What follows is a listing to be transcribed exactly.

⁂

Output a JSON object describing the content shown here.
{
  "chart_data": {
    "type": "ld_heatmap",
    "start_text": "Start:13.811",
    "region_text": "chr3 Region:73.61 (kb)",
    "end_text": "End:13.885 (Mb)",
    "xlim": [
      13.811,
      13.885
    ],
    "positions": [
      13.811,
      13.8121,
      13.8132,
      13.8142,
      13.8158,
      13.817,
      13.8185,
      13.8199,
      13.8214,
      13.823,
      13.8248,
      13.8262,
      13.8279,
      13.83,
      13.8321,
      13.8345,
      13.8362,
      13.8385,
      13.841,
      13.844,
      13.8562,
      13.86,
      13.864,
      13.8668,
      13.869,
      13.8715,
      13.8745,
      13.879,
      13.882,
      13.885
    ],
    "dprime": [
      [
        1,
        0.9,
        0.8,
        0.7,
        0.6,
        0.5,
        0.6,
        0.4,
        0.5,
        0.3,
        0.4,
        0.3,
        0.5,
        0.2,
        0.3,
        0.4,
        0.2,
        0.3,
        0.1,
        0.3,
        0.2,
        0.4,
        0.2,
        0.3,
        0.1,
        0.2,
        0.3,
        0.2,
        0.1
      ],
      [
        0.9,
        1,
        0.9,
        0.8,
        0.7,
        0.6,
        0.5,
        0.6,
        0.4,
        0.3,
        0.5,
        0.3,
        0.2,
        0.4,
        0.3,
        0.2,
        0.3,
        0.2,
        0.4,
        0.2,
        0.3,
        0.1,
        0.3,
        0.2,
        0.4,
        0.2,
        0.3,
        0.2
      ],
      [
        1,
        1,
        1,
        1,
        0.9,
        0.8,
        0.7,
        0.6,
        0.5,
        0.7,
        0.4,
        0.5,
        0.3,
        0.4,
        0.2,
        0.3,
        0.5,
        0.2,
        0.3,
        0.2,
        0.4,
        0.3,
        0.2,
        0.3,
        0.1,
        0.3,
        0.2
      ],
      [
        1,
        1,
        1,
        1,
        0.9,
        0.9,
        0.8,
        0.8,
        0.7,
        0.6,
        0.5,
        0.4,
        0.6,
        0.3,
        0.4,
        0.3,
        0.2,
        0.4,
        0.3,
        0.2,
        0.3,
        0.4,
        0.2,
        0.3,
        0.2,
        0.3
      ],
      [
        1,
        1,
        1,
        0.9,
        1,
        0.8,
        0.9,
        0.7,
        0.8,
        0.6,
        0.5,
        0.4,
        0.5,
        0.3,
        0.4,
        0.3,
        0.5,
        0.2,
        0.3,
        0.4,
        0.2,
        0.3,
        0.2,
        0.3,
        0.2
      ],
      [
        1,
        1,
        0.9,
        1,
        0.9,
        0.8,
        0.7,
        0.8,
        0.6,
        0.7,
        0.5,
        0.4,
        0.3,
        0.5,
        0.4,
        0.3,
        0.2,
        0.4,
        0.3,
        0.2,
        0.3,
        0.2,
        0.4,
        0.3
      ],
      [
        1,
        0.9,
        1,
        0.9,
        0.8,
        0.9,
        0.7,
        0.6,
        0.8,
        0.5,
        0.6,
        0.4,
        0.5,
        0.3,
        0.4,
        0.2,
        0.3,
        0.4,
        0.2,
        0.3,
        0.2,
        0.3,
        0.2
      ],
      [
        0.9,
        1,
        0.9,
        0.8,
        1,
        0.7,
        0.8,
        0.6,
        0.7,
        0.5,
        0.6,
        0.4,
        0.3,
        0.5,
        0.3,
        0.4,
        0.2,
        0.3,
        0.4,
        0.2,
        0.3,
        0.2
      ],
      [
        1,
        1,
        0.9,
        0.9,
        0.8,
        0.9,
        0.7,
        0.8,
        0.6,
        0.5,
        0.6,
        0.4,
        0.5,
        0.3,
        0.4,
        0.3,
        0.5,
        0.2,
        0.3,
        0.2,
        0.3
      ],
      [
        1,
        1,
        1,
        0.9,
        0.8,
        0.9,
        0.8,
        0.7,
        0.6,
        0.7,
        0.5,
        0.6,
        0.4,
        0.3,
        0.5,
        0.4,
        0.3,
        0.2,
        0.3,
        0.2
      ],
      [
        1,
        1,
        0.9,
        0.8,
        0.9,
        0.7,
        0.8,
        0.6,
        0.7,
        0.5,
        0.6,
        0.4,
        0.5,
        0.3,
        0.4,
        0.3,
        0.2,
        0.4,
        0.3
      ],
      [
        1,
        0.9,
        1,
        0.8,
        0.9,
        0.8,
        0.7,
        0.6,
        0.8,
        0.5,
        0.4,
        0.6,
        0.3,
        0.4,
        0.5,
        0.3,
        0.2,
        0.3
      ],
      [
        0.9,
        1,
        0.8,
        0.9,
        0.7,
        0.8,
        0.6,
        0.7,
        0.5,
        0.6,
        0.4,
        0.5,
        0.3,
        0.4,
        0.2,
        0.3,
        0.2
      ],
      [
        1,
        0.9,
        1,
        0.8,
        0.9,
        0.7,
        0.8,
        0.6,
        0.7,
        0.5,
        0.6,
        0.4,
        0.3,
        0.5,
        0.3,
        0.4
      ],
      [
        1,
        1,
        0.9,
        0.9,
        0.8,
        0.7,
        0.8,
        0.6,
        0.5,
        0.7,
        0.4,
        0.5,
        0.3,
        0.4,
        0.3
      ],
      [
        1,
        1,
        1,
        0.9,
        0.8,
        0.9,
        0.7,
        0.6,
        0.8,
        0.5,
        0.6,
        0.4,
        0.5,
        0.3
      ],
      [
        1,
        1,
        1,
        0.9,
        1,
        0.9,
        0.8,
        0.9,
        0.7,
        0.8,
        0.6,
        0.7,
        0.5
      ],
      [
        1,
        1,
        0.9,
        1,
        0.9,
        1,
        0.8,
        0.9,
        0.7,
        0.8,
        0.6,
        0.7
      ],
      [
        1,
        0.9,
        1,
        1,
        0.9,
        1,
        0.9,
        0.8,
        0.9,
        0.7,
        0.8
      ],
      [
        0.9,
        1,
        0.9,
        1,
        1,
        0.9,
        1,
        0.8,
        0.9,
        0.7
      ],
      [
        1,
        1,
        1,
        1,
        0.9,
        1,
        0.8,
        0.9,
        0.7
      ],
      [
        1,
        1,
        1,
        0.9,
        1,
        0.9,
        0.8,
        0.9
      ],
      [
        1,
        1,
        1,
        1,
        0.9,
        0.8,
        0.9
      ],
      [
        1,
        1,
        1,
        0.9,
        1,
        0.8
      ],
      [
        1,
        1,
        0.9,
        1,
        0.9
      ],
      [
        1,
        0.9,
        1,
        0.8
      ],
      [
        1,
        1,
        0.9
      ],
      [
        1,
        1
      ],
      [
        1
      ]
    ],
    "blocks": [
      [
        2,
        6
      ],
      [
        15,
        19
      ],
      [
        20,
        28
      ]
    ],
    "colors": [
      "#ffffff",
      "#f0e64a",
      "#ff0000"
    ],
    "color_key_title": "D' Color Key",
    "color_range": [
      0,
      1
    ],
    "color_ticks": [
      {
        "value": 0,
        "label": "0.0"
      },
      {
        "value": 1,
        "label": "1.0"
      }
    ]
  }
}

⁂

_Written solution_
Output a JSON object describing the content shown here.
{
  "chart_data": {
    "type": "ld_heatmap",
    "start_text": "Start:13.811",
    "region_text": "chr3 Region:73.61 (kb)",
    "end_text": "End:13.885 (Mb)",
    "xlim": [
      13.811,
      13.885
    ],
    "positions": [
      13.811,
      13.8121,
      13.8132,
      13.8142,
      13.8158,
      13.817,
      13.8185,
      13.8199,
      13.8214,
      13.823,
      13.8248,
      13.8262,
      13.8279,
      13.83,
      13.8321,
      13.8345,
      13.8362,
      13.8385,
      13.841,
      13.844,
      13.8562,
      13.86,
      13.864,
      13.8668,
      13.869,
      13.8715,
      13.8745,
      13.879,
      13.882,
      13.885
    ],
    "dprime": [
      [
        1,
        0.9,
        0.8,
        0.7,
        0.6,
        0.5,
        0.6,
        0.4,
        0.5,
        0.3,
        0.4,
        0.3,
        0.5,
        0.2,
        0.3,
        0.4,
        0.2,
        0.3,
        0.1,
        0.3,
        0.2,
        0.4,
        0.2,
        0.3,
        0.1,
        0.2,
        0.3,
        0.2,
        0.1
      ],
      [
        0.9,
        1,
        0.9,
        0.8,
        0.7,
        0.6,
        0.5,
        0.6,
        0.4,
        0.3,
        0.5,
        0.3,
        0.2,
        0.4,
        0.3,
        0.2,
        0.3,
        0.2,
        0.4,
        0.2,
        0.3,
        0.1,
        0.3,
        0.2,
        0.4,
        0.2,
        0.3,
        0.2
      ],
      [
        1,
        1,
        1,
        1,
        0.9,
        0.8,
        0.7,
        0.6,
        0.5,
        0.7,
        0.4,
        0.5,
        0.3,
        0.4,
        0.2,
        0.3,
        0.5,
        0.2,
        0.3,
        0.2,
        0.4,
        0.3,
        0.2,
        0.3,
        0.1,
        0.3,
        0.2
      ],
      [
        1,
        1,
        1,
        1,
        0.9,
        0.9,
        0.8,
        0.8,
        0.7,
        0.6,
        0.5,
        0.4,
        0.6,
        0.3,
        0.4,
        0.3,
        0.2,
        0.4,
        0.3,
        0.2,
        0.3,
        0.4,
        0.2,
        0.3,
        0.2,
        0.3
      ],
      [
        1,
        1,
        1,
        0.9,
        1,
        0.8,
        0.9,
        0.7,
        0.8,
        0.6,
        0.5,
        0.4,
        0.5,
        0.3,
        0.4,
        0.3,
        0.5,
        0.2,
        0.3,
        0.4,
        0.2,
        0.3,
        0.2,
        0.3,
        0.2
      ],
      [
        1,
        1,
        0.9,
        1,
        0.9,
        0.8,
        0.7,
        0.8,
        0.6,
        0.7,
        0.5,
        0.4,
        0.3,
        0.5,
        0.4,
        0.3,
        0.2,
        0.4,
        0.3,
        0.2,
        0.3,
        0.2,
        0.4,
        0.3
      ],
      [
        1,
        0.9,
        1,
        0.9,
        0.8,
        0.9,
        0.7,
        0.6,
        0.8,
        0.5,
        0.6,
        0.4,
        0.5,
        0.3,
        0.4,
        0.2,
        0.3,
        0.4,
        0.2,
        0.3,
        0.2,
        0.3,
        0.2
      ],
      [
        0.9,
        1,
        0.9,
        0.8,
        1,
        0.7,
        0.8,
        0.6,
        0.7,
        0.5,
        0.6,
        0.4,
        0.3,
        0.5,
        0.3,
        0.4,
        0.2,
        0.3,
        0.4,
        0.2,
        0.3,
        0.2
      ],
      [
        1,
        1,
        0.9,
        0.9,
        0.8,
        0.9,
        0.7,
        0.8,
        0.6,
        0.5,
        0.6,
        0.4,
        0.5,
        0.3,
        0.4,
        0.3,
        0.5,
        0.2,
        0.3,
        0.2,
        0.3
      ],
      [
        1,
        1,
        1,
        0.9,
        0.8,
        0.9,
        0.8,
        0.7,
        0.6,
        0.7,
        0.5,
        0.6,
        0.4,
        0.3,
        0.5,
        0.4,
        0.3,
        0.2,
        0.3,
        0.2
      ],
      [
        1,
        1,
        0.9,
        0.8,
        0.9,
        0.7,
        0.8,
        0.6,
        0.7,
        0.5,
        0.6,
        0.4,
        0.5,
        0.3,
        0.4,
        0.3,
        0.2,
        0.4,
        0.3
      ],
      [
        1,
        0.9,
        1,
        0.8,
        0.9,
        0.8,
        0.7,
        0.6,
        0.8,
        0.5,
        0.4,
        0.6,
        0.3,
        0.4,
        0.5,
        0.3,
        0.2,
        0.3
      ],
      [
        0.9,
        1,
        0.8,
        0.9,
        0.7,
        0.8,
        0.6,
        0.7,
        0.5,
        0.6,
        0.4,
        0.5,
        0.3,
        0.4,
        0.2,
        0.3,
        0.2
      ],
      [
        1,
        0.9,
        1,
        0.8,
        0.9,
        0.7,
        0.8,
        0.6,
        0.7,
        0.5,
        0.6,
        0.4,
        0.3,
        0.5,
        0.3,
        0.4
      ],
      [
        1,
        1,
        0.9,
        0.9,
        0.8,
        0.7,
        0.8,
        0.6,
        0.5,
        0.7,
        0.4,
        0.5,
        0.3,
        0.4,
        0.3
      ],
      [
        1,
        1,
        1,
        0.9,
        0.8,
        0.9,
        0.7,
        0.6,
        0.8,
        0.5,
        0.6,
        0.4,
        0.5,
        0.3
      ],
      [
        1,
        1,
        1,
        0.9,
        1,
        0.9,
        0.8,
        0.9,
        0.7,
        0.8,
        0.6,
        0.7,
        0.5
      ],
      [
        1,
        1,
        0.9,
        1,
        0.9,
        1,
        0.8,
        0.9,
        0.7,
        0.8,
        0.6,
        0.7
      ],
      [
        1,
        0.9,
        1,
        1,
        0.9,
        1,
        0.9,
        0.8,
        0.9,
        0.7,
        0.8
      ],
      [
        0.9,
        1,
        0.9,
        1,
        1,
        0.9,
        1,
        0.8,
        0.9,
        0.7
      ],
      [
        1,
        1,
        1,
        1,
        0.9,
        1,
        0.8,
        0.9,
        0.7
      ],
      [
        1,
        1,
        1,
        0.9,
        1,
        0.9,
        0.8,
        0.9
      ],
      [
        1,
        1,
        1,
        1,
        0.9,
        0.8,
        0.9
      ],
      [
        1,
        1,
        1,
        0.9,
        1,
        0.8
      ],
      [
        1,
        1,
        0.9,
        1,
        0.9
      ],
      [
        1,
        0.9,
        1,
        0.8
      ],
      [
        1,
        1,
        0.9
      ],
      [
        1,
        1
      ],
      [
        1
      ]
    ],
    "blocks": [
      [
        2,
        6
      ],
      [
        15,
        19
      ],
      [
        20,
        28
      ]
    ],
    "colors": [
      "#ffffff",
      "#f0e64a",
      "#ff0000"
    ],
    "color_key_title": "D' Color Key",
    "color_range": [
      0,
      1
    ],
    "color_ticks": [
      {
        "value": 0,
        "label": "0.0"
      },
      {
        "value": 1,
        "label": "1.0"
      }
    ]
  }
}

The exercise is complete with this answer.